Exercise:
From the entries below, pull out each line where "номенклатуры" appears.

··· Data for processing

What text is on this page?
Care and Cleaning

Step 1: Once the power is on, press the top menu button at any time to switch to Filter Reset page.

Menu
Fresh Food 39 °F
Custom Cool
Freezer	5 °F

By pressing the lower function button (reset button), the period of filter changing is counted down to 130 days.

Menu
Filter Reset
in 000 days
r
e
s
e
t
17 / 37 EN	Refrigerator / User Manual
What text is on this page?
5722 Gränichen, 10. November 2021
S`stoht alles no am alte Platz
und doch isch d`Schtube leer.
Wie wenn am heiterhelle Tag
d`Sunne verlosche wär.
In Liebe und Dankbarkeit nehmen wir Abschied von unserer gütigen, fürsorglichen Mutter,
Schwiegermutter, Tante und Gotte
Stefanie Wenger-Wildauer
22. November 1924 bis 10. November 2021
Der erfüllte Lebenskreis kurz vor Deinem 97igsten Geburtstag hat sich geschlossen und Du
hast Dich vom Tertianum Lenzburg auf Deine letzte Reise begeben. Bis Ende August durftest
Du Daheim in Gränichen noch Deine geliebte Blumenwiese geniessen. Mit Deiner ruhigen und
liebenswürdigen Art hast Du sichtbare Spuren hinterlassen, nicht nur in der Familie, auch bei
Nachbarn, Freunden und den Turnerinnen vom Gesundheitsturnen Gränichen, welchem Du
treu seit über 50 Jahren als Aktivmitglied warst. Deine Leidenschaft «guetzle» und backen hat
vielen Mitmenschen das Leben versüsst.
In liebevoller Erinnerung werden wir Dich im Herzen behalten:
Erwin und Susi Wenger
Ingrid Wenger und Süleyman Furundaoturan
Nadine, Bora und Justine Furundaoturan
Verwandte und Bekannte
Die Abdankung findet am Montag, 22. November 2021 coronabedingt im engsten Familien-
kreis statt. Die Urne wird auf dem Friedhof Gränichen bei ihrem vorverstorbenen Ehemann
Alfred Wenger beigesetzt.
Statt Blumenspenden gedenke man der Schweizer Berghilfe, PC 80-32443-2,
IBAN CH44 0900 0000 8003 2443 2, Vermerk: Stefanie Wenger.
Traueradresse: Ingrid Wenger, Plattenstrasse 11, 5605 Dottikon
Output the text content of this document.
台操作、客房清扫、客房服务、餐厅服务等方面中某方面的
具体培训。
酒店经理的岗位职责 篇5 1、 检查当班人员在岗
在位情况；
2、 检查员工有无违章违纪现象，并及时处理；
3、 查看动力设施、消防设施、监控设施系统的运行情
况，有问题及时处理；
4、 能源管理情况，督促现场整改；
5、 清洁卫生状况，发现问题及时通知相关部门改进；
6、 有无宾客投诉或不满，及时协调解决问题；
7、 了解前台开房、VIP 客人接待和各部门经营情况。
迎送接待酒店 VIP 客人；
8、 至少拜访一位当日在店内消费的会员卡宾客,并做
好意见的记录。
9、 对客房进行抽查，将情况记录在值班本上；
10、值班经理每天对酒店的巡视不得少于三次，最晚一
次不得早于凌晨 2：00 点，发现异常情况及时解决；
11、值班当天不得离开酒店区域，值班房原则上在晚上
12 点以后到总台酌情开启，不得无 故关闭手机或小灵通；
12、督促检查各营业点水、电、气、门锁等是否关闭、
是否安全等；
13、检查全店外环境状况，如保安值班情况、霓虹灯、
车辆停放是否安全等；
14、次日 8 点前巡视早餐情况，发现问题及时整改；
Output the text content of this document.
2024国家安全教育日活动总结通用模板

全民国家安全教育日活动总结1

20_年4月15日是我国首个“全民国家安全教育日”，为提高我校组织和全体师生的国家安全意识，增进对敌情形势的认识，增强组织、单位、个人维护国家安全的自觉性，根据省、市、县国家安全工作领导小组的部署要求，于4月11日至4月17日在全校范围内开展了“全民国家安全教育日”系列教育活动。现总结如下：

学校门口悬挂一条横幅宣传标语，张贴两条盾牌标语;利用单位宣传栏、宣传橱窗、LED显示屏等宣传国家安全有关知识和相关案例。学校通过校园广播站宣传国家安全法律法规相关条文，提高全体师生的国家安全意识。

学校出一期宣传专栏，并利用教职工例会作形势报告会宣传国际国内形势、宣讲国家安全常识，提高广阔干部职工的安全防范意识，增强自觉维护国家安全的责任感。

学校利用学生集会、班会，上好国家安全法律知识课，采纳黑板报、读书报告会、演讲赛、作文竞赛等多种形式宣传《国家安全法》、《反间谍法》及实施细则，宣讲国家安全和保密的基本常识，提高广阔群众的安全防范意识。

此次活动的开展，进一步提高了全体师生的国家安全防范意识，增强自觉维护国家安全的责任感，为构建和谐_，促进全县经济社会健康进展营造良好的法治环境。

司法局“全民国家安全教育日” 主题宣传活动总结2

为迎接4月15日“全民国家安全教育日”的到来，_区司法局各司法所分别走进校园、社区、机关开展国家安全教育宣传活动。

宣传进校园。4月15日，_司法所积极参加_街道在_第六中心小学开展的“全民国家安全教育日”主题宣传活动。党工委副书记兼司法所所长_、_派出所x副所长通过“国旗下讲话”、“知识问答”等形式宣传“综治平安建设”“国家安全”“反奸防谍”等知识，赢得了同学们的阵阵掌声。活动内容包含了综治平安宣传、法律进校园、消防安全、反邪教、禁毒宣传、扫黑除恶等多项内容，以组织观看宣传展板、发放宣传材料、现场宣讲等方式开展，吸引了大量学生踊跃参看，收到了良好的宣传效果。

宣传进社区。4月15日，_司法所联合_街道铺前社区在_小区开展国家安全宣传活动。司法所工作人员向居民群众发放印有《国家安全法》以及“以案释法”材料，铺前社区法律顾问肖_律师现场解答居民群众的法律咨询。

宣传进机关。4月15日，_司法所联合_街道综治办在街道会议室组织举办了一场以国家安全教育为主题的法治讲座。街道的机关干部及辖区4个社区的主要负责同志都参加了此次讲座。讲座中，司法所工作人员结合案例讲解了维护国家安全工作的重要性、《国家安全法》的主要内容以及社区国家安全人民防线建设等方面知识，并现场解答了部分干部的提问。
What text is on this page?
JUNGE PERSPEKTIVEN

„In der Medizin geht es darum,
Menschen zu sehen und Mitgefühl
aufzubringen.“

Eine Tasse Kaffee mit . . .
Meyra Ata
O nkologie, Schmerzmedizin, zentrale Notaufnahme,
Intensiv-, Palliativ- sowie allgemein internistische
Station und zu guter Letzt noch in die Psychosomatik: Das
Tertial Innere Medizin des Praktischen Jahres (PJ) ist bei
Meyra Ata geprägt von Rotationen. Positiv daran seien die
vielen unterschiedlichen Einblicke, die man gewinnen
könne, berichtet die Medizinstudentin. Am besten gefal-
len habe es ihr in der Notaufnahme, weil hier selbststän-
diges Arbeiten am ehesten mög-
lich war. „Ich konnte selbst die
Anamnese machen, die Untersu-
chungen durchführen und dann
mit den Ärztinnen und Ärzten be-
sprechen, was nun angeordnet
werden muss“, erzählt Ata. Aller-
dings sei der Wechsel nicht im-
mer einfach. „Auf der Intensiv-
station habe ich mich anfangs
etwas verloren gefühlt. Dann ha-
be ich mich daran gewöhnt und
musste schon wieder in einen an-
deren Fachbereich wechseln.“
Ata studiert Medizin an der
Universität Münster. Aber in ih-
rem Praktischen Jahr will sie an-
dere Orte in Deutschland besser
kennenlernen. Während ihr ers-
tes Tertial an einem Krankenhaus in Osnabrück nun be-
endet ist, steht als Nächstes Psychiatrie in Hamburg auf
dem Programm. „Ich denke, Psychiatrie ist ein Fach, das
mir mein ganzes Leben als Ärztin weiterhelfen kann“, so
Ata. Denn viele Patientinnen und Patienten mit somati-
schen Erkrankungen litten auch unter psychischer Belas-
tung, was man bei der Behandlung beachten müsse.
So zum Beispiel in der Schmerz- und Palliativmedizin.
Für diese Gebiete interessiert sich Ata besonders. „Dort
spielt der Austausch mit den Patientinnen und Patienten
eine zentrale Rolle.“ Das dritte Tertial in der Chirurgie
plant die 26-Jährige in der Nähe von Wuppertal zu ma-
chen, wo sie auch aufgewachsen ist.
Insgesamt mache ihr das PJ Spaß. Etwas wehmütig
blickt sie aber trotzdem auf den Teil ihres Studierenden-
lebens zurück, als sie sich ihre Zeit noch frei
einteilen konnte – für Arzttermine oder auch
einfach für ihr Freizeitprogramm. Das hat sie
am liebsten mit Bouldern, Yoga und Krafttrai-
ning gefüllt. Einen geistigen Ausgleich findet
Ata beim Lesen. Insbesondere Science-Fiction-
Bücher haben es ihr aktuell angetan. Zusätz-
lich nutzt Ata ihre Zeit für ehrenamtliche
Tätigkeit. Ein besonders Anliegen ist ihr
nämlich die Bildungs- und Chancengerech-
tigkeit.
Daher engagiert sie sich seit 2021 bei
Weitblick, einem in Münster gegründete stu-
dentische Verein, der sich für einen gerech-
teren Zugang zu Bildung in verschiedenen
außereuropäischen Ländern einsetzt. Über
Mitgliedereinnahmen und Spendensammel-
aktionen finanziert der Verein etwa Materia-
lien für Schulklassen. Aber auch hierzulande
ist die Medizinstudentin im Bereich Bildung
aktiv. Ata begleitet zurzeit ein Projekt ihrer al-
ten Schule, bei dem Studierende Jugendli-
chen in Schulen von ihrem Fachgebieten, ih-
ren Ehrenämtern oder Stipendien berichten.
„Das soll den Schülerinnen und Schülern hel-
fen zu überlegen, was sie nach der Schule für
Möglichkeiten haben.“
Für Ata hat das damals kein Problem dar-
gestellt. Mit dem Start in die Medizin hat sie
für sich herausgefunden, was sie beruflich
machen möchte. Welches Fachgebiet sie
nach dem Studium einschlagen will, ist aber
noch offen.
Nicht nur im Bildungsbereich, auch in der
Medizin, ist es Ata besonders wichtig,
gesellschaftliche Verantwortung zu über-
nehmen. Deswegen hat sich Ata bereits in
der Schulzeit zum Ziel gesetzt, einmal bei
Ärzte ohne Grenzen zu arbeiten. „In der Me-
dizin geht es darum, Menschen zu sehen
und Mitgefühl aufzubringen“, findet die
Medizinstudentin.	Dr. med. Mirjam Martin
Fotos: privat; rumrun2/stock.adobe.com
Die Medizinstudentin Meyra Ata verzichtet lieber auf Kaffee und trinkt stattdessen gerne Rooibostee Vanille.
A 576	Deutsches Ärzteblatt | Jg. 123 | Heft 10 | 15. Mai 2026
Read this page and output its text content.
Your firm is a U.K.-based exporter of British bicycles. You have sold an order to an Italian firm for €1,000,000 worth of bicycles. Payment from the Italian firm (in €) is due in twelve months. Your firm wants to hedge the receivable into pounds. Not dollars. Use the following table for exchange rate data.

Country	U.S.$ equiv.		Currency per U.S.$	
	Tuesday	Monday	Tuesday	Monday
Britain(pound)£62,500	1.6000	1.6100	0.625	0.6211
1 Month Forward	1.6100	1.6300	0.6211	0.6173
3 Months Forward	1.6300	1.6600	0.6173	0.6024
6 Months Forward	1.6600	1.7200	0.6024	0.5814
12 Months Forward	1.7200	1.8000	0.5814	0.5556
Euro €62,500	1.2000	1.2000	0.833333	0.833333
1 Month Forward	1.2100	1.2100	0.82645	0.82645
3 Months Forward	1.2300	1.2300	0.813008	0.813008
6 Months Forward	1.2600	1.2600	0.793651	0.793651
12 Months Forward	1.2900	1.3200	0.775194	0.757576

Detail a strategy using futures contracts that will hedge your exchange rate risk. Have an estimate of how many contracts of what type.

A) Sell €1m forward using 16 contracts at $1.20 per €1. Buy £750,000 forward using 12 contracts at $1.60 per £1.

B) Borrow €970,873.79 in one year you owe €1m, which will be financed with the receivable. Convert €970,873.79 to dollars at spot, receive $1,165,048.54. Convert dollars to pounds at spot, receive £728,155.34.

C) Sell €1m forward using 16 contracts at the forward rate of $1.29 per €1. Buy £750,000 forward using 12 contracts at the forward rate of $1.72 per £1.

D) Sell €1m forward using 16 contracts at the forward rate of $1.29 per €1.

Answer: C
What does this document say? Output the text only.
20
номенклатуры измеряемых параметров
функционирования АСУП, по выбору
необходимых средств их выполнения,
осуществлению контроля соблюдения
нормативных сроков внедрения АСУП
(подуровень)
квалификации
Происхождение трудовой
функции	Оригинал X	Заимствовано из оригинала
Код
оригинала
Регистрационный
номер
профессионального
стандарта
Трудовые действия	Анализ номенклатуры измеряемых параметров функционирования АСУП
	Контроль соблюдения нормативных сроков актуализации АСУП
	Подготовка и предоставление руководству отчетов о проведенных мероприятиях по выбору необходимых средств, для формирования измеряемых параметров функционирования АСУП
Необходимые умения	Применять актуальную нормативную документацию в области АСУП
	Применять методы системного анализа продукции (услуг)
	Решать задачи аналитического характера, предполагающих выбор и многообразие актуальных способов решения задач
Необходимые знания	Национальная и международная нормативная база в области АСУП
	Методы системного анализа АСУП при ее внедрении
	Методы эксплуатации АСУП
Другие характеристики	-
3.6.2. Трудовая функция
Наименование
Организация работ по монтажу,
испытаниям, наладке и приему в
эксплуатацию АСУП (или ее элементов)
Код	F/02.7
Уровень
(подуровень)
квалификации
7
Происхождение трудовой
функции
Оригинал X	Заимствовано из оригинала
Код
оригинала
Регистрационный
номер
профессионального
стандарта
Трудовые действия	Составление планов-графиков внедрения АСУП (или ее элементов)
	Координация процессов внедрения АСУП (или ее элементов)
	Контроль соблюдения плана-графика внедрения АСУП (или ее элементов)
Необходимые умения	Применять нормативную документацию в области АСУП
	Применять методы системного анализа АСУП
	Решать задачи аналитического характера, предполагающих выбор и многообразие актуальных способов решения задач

······

Solution to the problem:
номенклатуры измеряемых параметров
Трудовые действия	Анализ номенклатуры измеряемых параметров функционирования АСУП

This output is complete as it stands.